Aim of the exercise - Set the following entries down again exactly, line by line.

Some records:

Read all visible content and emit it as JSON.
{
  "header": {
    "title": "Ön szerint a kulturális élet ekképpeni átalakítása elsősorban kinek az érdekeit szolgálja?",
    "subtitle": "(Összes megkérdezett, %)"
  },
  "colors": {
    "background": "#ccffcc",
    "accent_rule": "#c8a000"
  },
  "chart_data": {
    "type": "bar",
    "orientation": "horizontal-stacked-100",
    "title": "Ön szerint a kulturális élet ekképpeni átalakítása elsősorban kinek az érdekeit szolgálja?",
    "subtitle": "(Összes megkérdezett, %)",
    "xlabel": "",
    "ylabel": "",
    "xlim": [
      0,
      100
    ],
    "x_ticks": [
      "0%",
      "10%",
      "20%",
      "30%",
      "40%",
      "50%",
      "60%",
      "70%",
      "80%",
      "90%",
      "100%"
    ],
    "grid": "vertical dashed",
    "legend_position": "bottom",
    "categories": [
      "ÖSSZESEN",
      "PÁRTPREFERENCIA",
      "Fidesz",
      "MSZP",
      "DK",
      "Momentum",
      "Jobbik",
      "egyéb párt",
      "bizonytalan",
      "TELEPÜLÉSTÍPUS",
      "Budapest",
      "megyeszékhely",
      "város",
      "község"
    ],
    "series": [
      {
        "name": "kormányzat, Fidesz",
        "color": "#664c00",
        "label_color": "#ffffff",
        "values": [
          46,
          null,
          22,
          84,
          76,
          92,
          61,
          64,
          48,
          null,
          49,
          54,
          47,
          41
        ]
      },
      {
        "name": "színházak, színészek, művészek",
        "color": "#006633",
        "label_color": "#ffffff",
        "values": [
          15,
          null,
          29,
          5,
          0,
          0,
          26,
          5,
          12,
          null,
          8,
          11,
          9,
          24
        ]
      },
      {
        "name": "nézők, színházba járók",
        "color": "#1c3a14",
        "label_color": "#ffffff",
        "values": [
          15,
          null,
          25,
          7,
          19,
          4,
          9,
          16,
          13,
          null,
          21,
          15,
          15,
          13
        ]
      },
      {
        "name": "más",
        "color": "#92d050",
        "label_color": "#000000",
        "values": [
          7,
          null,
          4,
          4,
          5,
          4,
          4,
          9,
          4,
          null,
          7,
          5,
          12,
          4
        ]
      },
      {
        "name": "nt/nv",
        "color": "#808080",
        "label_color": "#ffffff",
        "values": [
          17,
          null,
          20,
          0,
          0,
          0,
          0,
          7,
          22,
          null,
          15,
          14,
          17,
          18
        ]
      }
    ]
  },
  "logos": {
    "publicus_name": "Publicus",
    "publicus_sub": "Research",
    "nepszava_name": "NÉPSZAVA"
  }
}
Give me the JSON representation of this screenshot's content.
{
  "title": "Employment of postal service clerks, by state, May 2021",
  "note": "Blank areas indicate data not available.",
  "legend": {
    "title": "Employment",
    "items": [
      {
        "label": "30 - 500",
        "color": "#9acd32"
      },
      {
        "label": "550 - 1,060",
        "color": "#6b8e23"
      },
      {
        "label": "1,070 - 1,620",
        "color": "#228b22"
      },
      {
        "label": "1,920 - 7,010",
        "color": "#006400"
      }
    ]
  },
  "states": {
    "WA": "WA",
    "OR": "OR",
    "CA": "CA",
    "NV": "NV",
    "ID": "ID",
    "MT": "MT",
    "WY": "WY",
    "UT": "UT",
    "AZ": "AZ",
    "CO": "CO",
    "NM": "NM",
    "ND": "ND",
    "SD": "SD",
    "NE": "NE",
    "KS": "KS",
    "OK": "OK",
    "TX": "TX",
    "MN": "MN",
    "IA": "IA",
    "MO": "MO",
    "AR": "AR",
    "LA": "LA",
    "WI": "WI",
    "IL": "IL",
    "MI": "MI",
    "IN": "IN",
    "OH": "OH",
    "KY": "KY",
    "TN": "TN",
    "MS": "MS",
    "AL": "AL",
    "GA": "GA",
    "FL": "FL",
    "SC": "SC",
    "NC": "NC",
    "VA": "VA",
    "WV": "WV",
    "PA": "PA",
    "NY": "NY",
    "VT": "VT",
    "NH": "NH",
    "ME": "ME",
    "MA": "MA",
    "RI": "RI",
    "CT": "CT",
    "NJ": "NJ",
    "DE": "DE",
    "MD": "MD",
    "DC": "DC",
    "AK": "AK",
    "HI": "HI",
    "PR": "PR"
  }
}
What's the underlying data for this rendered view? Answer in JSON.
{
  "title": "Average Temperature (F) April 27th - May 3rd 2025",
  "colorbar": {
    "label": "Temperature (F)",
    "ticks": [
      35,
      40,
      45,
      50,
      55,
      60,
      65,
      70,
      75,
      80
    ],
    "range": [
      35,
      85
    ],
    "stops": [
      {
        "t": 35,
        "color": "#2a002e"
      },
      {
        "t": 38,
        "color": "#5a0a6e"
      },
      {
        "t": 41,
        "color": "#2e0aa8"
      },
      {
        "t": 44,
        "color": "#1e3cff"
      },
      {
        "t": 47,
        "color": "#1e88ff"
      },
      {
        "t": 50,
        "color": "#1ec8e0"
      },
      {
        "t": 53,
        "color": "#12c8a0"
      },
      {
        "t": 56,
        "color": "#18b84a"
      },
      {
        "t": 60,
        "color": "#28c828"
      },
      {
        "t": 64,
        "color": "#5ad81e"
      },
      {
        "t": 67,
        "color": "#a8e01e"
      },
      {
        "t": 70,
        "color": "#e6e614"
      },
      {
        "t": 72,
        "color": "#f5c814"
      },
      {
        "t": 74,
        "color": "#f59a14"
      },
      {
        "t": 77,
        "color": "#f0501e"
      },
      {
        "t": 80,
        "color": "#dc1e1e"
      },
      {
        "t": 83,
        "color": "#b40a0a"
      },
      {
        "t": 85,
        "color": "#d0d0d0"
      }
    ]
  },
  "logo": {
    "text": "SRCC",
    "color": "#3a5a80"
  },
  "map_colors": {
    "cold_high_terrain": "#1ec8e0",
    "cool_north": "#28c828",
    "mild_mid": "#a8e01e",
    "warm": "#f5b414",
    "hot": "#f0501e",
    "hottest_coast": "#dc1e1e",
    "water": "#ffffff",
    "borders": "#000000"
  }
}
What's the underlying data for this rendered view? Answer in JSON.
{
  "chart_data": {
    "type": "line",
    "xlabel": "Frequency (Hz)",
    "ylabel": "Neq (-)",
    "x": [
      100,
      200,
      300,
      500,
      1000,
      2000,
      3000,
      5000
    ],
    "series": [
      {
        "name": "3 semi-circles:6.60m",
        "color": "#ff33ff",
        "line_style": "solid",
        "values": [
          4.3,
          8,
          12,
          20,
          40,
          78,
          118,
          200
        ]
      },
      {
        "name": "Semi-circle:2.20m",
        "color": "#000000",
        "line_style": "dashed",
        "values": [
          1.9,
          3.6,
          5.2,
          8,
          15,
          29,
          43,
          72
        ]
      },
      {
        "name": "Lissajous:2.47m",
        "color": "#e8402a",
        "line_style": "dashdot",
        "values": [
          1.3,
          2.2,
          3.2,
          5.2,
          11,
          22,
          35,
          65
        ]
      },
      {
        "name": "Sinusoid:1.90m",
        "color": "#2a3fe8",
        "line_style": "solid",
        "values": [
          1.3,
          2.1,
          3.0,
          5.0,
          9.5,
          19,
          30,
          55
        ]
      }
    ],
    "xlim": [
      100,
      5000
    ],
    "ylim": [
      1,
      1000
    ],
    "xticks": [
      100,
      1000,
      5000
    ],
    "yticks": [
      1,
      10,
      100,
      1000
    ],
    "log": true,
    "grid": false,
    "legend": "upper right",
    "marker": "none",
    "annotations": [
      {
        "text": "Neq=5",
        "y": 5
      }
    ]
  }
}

Response to this exercise -
Read all visible content and emit it as JSON.
{
  "header": {
    "title": "Ön szerint a kulturális élet ekképpeni átalakítása elsősorban kinek az érdekeit szolgálja?",
    "subtitle": "(Összes megkérdezett, %)"
  },
  "colors": {
    "background": "#ccffcc",
    "accent_rule": "#c8a000"
  },
  "chart_data": {
    "type": "bar",
    "orientation": "horizontal-stacked-100",
    "title": "Ön szerint a kulturális élet ekképpeni átalakítása elsősorban kinek az érdekeit szolgálja?",
    "subtitle": "(Összes megkérdezett, %)",
    "xlabel": "",
    "ylabel": "",
    "xlim": [
      0,
      100
    ],
    "x_ticks": [
      "0%",
      "10%",
      "20%",
      "30%",
      "40%",
      "50%",
      "60%",
      "70%",
      "80%",
      "90%",
      "100%"
    ],
    "grid": "vertical dashed",
    "legend_position": "bottom",
    "categories": [
      "ÖSSZESEN",
      "PÁRTPREFERENCIA",
      "Fidesz",
      "MSZP",
      "DK",
      "Momentum",
      "Jobbik",
      "egyéb párt",
      "bizonytalan",
      "TELEPÜLÉSTÍPUS",
      "Budapest",
      "megyeszékhely",
      "város",
      "község"
    ],
    "series": [
      {
        "name": "kormányzat, Fidesz",
        "color": "#664c00",
        "label_color": "#ffffff",
        "values": [
          46,
          null,
          22,
          84,
          76,
          92,
          61,
          64,
          48,
          null,
          49,
          54,
          47,
          41
        ]
      },
      {
        "name": "színházak, színészek, művészek",
        "color": "#006633",
        "label_color": "#ffffff",
        "values": [
          15,
          null,
          29,
          5,
          0,
          0,
          26,
          5,
          12,
          null,
          8,
          11,
          9,
          24
        ]
      },
      {
        "name": "nézők, színházba járók",
        "color": "#1c3a14",
        "label_color": "#ffffff",
        "values": [
          15,
          null,
          25,
          7,
          19,
          4,
          9,
          16,
          13,
          null,
          21,
          15,
          15,
          13
        ]
      },
      {
        "name": "más",
        "color": "#92d050",
        "label_color": "#000000",
        "values": [
          7,
          null,
          4,
          4,
          5,
          4,
          4,
          9,
          4,
          null,
          7,
          5,
          12,
          4
        ]
      },
      {
        "name": "nt/nv",
        "color": "#808080",
        "label_color": "#ffffff",
        "values": [
          17,
          null,
          20,
          0,
          0,
          0,
          0,
          7,
          22,
          null,
          15,
          14,
          17,
          18
        ]
      }
    ]
  },
  "logos": {
    "publicus_name": "Publicus",
    "publicus_sub": "Research",
    "nepszava_name": "NÉPSZAVA"
  }
}
Give me the JSON representation of this screenshot's content.
{
  "title": "Employment of postal service clerks, by state, May 2021",
  "note": "Blank areas indicate data not available.",
  "legend": {
    "title": "Employment",
    "items": [
      {
        "label": "30 - 500",
        "color": "#9acd32"
      },
      {
        "label": "550 - 1,060",
        "color": "#6b8e23"
      },
      {
        "label": "1,070 - 1,620",
        "color": "#228b22"
      },
      {
        "label": "1,920 - 7,010",
        "color": "#006400"
      }
    ]
  },
  "states": {
    "WA": "WA",
    "OR": "OR",
    "CA": "CA",
    "NV": "NV",
    "ID": "ID",
    "MT": "MT",
    "WY": "WY",
    "UT": "UT",
    "AZ": "AZ",
    "CO": "CO",
    "NM": "NM",
    "ND": "ND",
    "SD": "SD",
    "NE": "NE",
    "KS": "KS",
    "OK": "OK",
    "TX": "TX",
    "MN": "MN",
    "IA": "IA",
    "MO": "MO",
    "AR": "AR",
    "LA": "LA",
    "WI": "WI",
    "IL": "IL",
    "MI": "MI",
    "IN": "IN",
    "OH": "OH",
    "KY": "KY",
    "TN": "TN",
    "MS": "MS",
    "AL": "AL",
    "GA": "GA",
    "FL": "FL",
    "SC": "SC",
    "NC": "NC",
    "VA": "VA",
    "WV": "WV",
    "PA": "PA",
    "NY": "NY",
    "VT": "VT",
    "NH": "NH",
    "ME": "ME",
    "MA": "MA",
    "RI": "RI",
    "CT": "CT",
    "NJ": "NJ",
    "DE": "DE",
    "MD": "MD",
    "DC": "DC",
    "AK": "AK",
    "HI": "HI",
    "PR": "PR"
  }
}
What's the underlying data for this rendered view? Answer in JSON.
{
  "title": "Average Temperature (F) April 27th - May 3rd 2025",
  "colorbar": {
    "label": "Temperature (F)",
    "ticks": [
      35,
      40,
      45,
      50,
      55,
      60,
      65,
      70,
      75,
      80
    ],
    "range": [
      35,
      85
    ],
    "stops": [
      {
        "t": 35,
        "color": "#2a002e"
      },
      {
        "t": 38,
        "color": "#5a0a6e"
      },
      {
        "t": 41,
        "color": "#2e0aa8"
      },
      {
        "t": 44,
        "color": "#1e3cff"
      },
      {
        "t": 47,
        "color": "#1e88ff"
      },
      {
        "t": 50,
        "color": "#1ec8e0"
      },
      {
        "t": 53,
        "color": "#12c8a0"
      },
      {
        "t": 56,
        "color": "#18b84a"
      },
      {
        "t": 60,
        "color": "#28c828"
      },
      {
        "t": 64,
        "color": "#5ad81e"
      },
      {
        "t": 67,
        "color": "#a8e01e"
      },
      {
        "t": 70,
        "color": "#e6e614"
      },
      {
        "t": 72,
        "color": "#f5c814"
      },
      {
        "t": 74,
        "color": "#f59a14"
      },
      {
        "t": 77,
        "color": "#f0501e"
      },
      {
        "t": 80,
        "color": "#dc1e1e"
      },
      {
        "t": 83,
        "color": "#b40a0a"
      },
      {
        "t": 85,
        "color": "#d0d0d0"
      }
    ]
  },
  "logo": {
    "text": "SRCC",
    "color": "#3a5a80"
  },
  "map_colors": {
    "cold_high_terrain": "#1ec8e0",
    "cool_north": "#28c828",
    "mild_mid": "#a8e01e",
    "warm": "#f5b414",
    "hot": "#f0501e",
    "hottest_coast": "#dc1e1e",
    "water": "#ffffff",
    "borders": "#000000"
  }
}
What's the underlying data for this rendered view? Answer in JSON.
{
  "chart_data": {
    "type": "line",
    "xlabel": "Frequency (Hz)",
    "ylabel": "Neq (-)",
    "x": [
      100,
      200,
      300,
      500,
      1000,
      2000,
      3000,
      5000
    ],
    "series": [
      {
        "name": "3 semi-circles:6.60m",
        "color": "#ff33ff",
        "line_style": "solid",
        "values": [
          4.3,
          8,
          12,
          20,
          40,
          78,
          118,
          200
        ]
      },
      {
        "name": "Semi-circle:2.20m",
        "color": "#000000",
        "line_style": "dashed",
        "values": [
          1.9,
          3.6,
          5.2,
          8,
          15,
          29,
          43,
          72
        ]
      },
      {
        "name": "Lissajous:2.47m",
        "color": "#e8402a",
        "line_style": "dashdot",
        "values": [
          1.3,
          2.2,
          3.2,
          5.2,
          11,
          22,
          35,
          65
        ]
      },
      {
        "name": "Sinusoid:1.90m",
        "color": "#2a3fe8",
        "line_style": "solid",
        "values": [
          1.3,
          2.1,
          3.0,
          5.0,
          9.5,
          19,
          30,
          55
        ]
      }
    ],
    "xlim": [
      100,
      5000
    ],
    "ylim": [
      1,
      1000
    ],
    "xticks": [
      100,
      1000,
      5000
    ],
    "yticks": [
      1,
      10,
      100,
      1000
    ],
    "log": true,
    "grid": false,
    "legend": "upper right",
    "marker": "none",
    "annotations": [
      {
        "text": "Neq=5",
        "y": 5
      }
    ]
  }
}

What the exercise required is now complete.